TASK: Emit all the data exactly as provided.

INFORMATION:

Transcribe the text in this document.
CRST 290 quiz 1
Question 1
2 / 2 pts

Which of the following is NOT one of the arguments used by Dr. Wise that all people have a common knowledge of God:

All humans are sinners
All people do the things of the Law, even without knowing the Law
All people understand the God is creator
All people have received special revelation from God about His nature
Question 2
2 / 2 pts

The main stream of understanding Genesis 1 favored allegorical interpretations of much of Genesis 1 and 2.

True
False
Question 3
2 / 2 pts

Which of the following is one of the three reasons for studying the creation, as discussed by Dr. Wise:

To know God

RESULT OF THIS EXERCISE:
Transcribe the text in this document.
CRST 290 quiz 1
Question 1
2 / 2 pts

Which of the following is NOT one of the arguments used by Dr. Wise that all people have a common knowledge of God:

All humans are sinners
All people do the things of the Law, even without knowing the Law
All people understand the God is creator
All people have received special revelation from God about His nature
Question 2
2 / 2 pts

The main stream of understanding Genesis 1 favored allegorical interpretations of much of Genesis 1 and 2.

True
False
Question 3
2 / 2 pts

Which of the following is one of the three reasons for studying the creation, as discussed by Dr. Wise:

To know God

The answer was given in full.